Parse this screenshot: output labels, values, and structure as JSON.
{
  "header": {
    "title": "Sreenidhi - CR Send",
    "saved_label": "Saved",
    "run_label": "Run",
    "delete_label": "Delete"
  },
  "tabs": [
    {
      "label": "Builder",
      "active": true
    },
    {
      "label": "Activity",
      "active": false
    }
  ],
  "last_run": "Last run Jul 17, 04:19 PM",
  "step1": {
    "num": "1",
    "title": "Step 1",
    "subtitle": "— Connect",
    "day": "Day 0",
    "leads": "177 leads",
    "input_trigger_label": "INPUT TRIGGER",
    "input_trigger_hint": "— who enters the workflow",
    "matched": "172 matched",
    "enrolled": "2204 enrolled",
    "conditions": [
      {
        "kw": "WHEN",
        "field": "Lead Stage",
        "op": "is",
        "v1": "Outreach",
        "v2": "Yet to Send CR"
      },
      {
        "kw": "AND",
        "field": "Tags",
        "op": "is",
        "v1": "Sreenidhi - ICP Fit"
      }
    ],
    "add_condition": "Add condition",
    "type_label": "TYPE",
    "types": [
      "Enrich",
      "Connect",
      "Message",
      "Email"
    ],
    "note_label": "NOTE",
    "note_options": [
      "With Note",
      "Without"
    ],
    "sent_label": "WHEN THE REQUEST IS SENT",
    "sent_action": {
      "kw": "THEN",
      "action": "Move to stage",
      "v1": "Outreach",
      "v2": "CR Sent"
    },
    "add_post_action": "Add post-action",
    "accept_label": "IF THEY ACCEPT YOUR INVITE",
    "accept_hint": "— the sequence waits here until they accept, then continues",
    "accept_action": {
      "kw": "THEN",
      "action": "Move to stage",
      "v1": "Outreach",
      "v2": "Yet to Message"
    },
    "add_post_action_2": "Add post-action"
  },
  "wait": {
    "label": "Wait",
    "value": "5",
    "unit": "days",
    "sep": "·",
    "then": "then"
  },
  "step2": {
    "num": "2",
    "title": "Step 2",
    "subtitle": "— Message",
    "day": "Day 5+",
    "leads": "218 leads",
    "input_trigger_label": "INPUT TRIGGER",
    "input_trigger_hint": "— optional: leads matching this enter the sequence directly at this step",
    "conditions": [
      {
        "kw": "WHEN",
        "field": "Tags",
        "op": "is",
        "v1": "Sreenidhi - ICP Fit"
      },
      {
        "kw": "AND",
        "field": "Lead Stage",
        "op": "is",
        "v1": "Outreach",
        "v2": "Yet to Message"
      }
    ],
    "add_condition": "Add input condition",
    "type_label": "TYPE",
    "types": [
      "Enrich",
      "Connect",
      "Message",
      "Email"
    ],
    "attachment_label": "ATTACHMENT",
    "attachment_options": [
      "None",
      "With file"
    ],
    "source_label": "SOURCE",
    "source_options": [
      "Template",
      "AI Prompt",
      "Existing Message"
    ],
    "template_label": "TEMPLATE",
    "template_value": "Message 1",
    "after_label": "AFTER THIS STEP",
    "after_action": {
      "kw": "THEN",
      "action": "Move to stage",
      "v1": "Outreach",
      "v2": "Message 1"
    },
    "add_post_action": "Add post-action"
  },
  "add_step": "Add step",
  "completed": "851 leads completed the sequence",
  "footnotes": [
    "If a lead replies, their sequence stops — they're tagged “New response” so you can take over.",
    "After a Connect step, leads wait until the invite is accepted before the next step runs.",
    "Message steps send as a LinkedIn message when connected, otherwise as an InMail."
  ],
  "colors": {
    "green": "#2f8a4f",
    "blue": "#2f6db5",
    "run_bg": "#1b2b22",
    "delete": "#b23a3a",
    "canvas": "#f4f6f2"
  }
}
++++++
• [Exercise aim]
Quote the listing in full, please, keeping every line exact.

• [Full response]
Parse this screenshot: output labels, values, and structure as JSON.
{
  "header": {
    "title": "Sreenidhi - CR Send",
    "saved_label": "Saved",
    "run_label": "Run",
    "delete_label": "Delete"
  },
  "tabs": [
    {
      "label": "Builder",
      "active": true
    },
    {
      "label": "Activity",
      "active": false
    }
  ],
  "last_run": "Last run Jul 17, 04:19 PM",
  "step1": {
    "num": "1",
    "title": "Step 1",
    "subtitle": "— Connect",
    "day": "Day 0",
    "leads": "177 leads",
    "input_trigger_label": "INPUT TRIGGER",
    "input_trigger_hint": "— who enters the workflow",
    "matched": "172 matched",
    "enrolled": "2204 enrolled",
    "conditions": [
      {
        "kw": "WHEN",
        "field": "Lead Stage",
        "op": "is",
        "v1": "Outreach",
        "v2": "Yet to Send CR"
      },
      {
        "kw": "AND",
        "field": "Tags",
        "op": "is",
        "v1": "Sreenidhi - ICP Fit"
      }
    ],
    "add_condition": "Add condition",
    "type_label": "TYPE",
    "types": [
      "Enrich",
      "Connect",
      "Message",
      "Email"
    ],
    "note_label": "NOTE",
    "note_options": [
      "With Note",
      "Without"
    ],
    "sent_label": "WHEN THE REQUEST IS SENT",
    "sent_action": {
      "kw": "THEN",
      "action": "Move to stage",
      "v1": "Outreach",
      "v2": "CR Sent"
    },
    "add_post_action": "Add post-action",
    "accept_label": "IF THEY ACCEPT YOUR INVITE",
    "accept_hint": "— the sequence waits here until they accept, then continues",
    "accept_action": {
      "kw": "THEN",
      "action": "Move to stage",
      "v1": "Outreach",
      "v2": "Yet to Message"
    },
    "add_post_action_2": "Add post-action"
  },
  "wait": {
    "label": "Wait",
    "value": "5",
    "unit": "days",
    "sep": "·",
    "then": "then"
  },
  "step2": {
    "num": "2",
    "title": "Step 2",
    "subtitle": "— Message",
    "day": "Day 5+",
    "leads": "218 leads",
    "input_trigger_label": "INPUT TRIGGER",
    "input_trigger_hint": "— optional: leads matching this enter the sequence directly at this step",
    "conditions": [
      {
        "kw": "WHEN",
        "field": "Tags",
        "op": "is",
        "v1": "Sreenidhi - ICP Fit"
      },
      {
        "kw": "AND",
        "field": "Lead Stage",
        "op": "is",
        "v1": "Outreach",
        "v2": "Yet to Message"
      }
    ],
    "add_condition": "Add input condition",
    "type_label": "TYPE",
    "types": [
      "Enrich",
      "Connect",
      "Message",
      "Email"
    ],
    "attachment_label": "ATTACHMENT",
    "attachment_options": [
      "None",
      "With file"
    ],
    "source_label": "SOURCE",
    "source_options": [
      "Template",
      "AI Prompt",
      "Existing Message"
    ],
    "template_label": "TEMPLATE",
    "template_value": "Message 1",
    "after_label": "AFTER THIS STEP",
    "after_action": {
      "kw": "THEN",
      "action": "Move to stage",
      "v1": "Outreach",
      "v2": "Message 1"
    },
    "add_post_action": "Add post-action"
  },
  "add_step": "Add step",
  "completed": "851 leads completed the sequence",
  "footnotes": [
    "If a lead replies, their sequence stops — they're tagged “New response” so you can take over.",
    "After a Connect step, leads wait until the invite is accepted before the next step runs.",
    "Message steps send as a LinkedIn message when connected, otherwise as an InMail."
  ],
  "colors": {
    "green": "#2f8a4f",
    "blue": "#2f6db5",
    "run_bg": "#1b2b22",
    "delete": "#b23a3a",
    "canvas": "#f4f6f2"
  }
}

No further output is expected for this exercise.